EXERCISE DETAILS – Reproduce the material from its beginning through the line containing "The trough 98 is at (790, 492).", inclusive, and omit the pictures from your answer.

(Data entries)
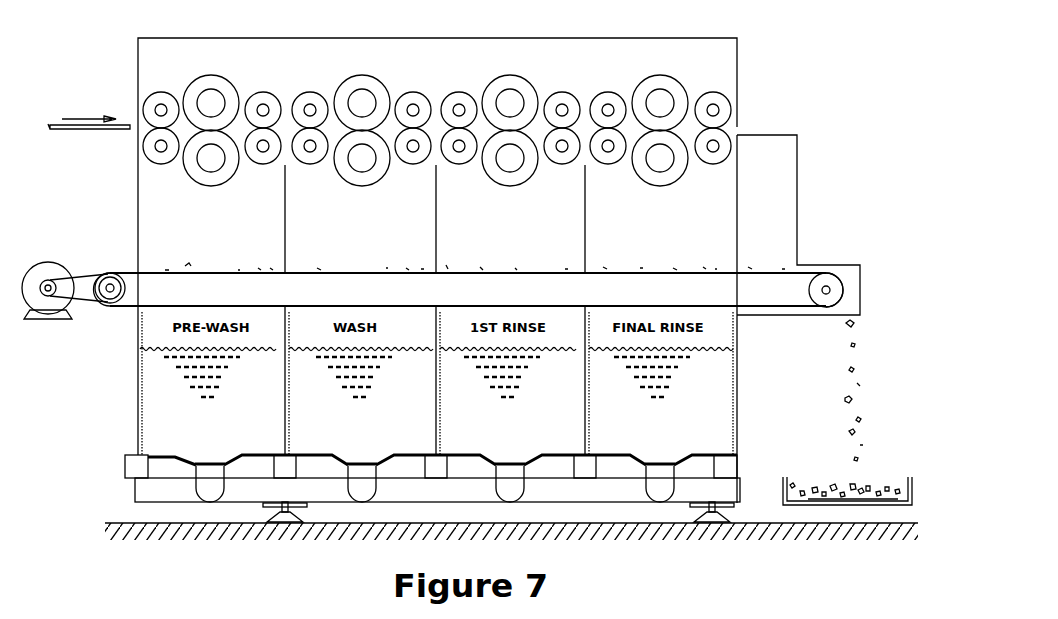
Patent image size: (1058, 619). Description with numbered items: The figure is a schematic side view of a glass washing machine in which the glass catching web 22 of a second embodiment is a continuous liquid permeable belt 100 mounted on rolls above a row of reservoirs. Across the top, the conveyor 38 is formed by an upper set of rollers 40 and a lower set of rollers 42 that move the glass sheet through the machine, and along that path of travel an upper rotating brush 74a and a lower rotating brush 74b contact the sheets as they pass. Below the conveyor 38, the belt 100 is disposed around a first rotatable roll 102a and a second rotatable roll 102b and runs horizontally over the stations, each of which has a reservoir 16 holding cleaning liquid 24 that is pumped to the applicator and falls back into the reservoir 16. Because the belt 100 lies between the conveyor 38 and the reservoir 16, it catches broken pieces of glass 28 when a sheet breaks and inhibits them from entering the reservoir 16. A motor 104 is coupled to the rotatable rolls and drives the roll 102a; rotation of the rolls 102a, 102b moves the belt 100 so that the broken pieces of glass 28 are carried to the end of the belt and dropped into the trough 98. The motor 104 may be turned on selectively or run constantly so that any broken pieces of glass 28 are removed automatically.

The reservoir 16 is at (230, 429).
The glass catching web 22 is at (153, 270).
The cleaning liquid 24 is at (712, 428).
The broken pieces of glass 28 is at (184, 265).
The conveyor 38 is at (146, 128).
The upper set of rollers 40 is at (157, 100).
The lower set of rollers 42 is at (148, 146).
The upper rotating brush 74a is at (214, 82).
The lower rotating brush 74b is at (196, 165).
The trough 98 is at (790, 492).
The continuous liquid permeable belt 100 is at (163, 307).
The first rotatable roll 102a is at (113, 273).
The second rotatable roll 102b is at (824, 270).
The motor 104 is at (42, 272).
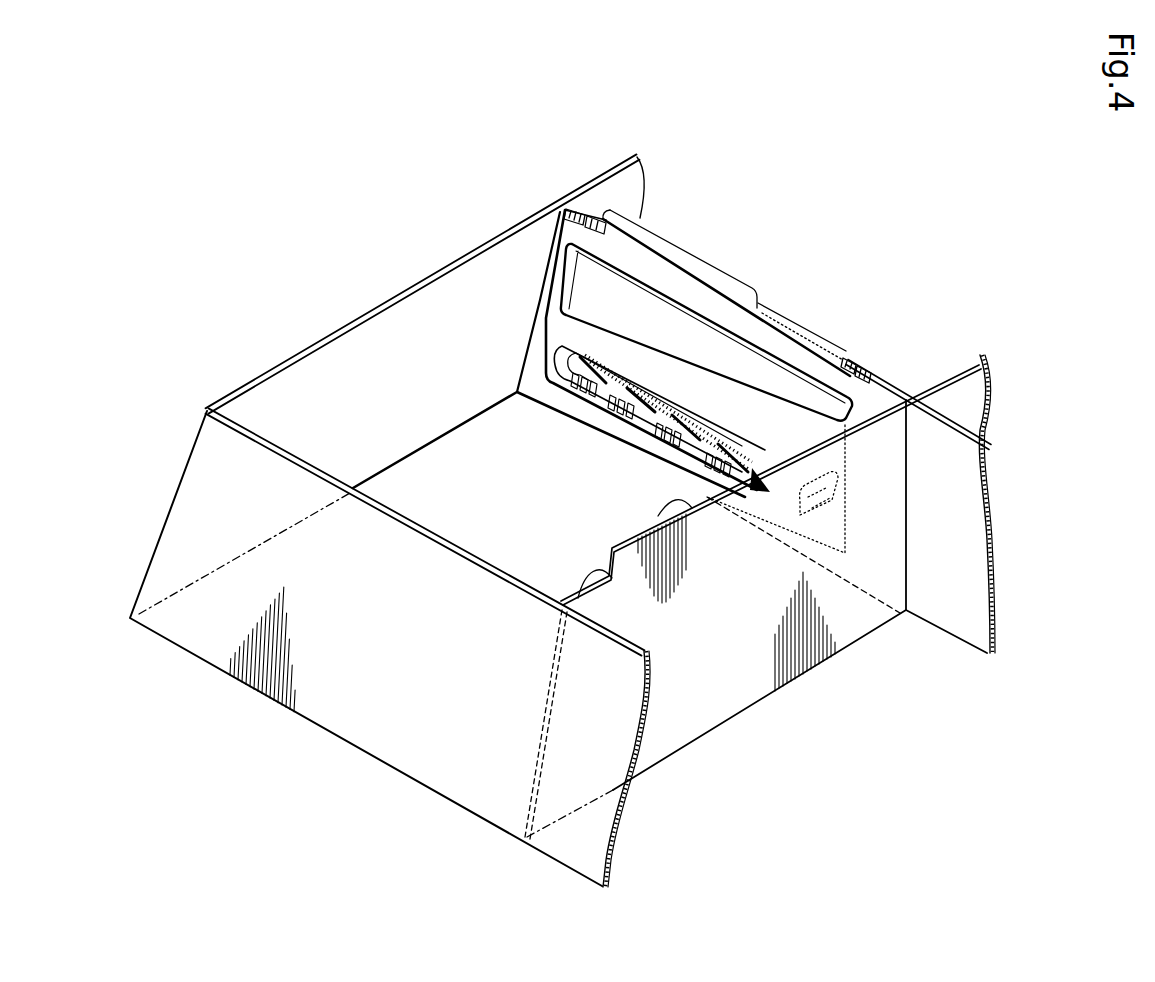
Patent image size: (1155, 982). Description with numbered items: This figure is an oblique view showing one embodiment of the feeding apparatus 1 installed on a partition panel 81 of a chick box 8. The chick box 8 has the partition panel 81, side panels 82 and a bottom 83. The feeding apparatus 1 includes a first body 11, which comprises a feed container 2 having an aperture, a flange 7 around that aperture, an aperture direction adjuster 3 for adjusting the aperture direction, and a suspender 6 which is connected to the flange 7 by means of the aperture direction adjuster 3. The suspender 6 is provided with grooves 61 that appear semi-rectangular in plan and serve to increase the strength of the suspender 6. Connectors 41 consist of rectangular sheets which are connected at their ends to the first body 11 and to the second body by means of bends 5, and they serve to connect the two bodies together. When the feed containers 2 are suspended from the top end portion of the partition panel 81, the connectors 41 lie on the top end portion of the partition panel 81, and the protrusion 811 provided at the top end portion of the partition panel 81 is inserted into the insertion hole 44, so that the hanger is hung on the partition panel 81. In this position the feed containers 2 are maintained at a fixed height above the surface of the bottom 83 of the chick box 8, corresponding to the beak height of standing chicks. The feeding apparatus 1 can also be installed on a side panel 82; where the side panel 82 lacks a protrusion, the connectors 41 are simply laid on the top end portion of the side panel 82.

THE COMPLETED TASK –
Patent image size: (1058, 619). Description with numbered items: The figure is a schematic side view of a glass washing machine in which the glass catching web 22 of a second embodiment is a continuous liquid permeable belt 100 mounted on rolls above a row of reservoirs. Across the top, the conveyor 38 is formed by an upper set of rollers 40 and a lower set of rollers 42 that move the glass sheet through the machine, and along that path of travel an upper rotating brush 74a and a lower rotating brush 74b contact the sheets as they pass. Below the conveyor 38, the belt 100 is disposed around a first rotatable roll 102a and a second rotatable roll 102b and runs horizontally over the stations, each of which has a reservoir 16 holding cleaning liquid 24 that is pumped to the applicator and falls back into the reservoir 16. Because the belt 100 lies between the conveyor 38 and the reservoir 16, it catches broken pieces of glass 28 when a sheet breaks and inhibits them from entering the reservoir 16. A motor 104 is coupled to the rotatable rolls and drives the roll 102a; rotation of the rolls 102a, 102b moves the belt 100 so that the broken pieces of glass 28 are carried to the end of the belt and dropped into the trough 98. The motor 104 may be turned on selectively or run constantly so that any broken pieces of glass 28 are removed automatically.

The reservoir 16 is at (230, 429).
The glass catching web 22 is at (153, 270).
The cleaning liquid 24 is at (712, 428).
The broken pieces of glass 28 is at (184, 265).
The conveyor 38 is at (146, 128).
The upper set of rollers 40 is at (157, 100).
The lower set of rollers 42 is at (148, 146).
The upper rotating brush 74a is at (214, 82).
The lower rotating brush 74b is at (196, 165).
The trough 98 is at (790, 492).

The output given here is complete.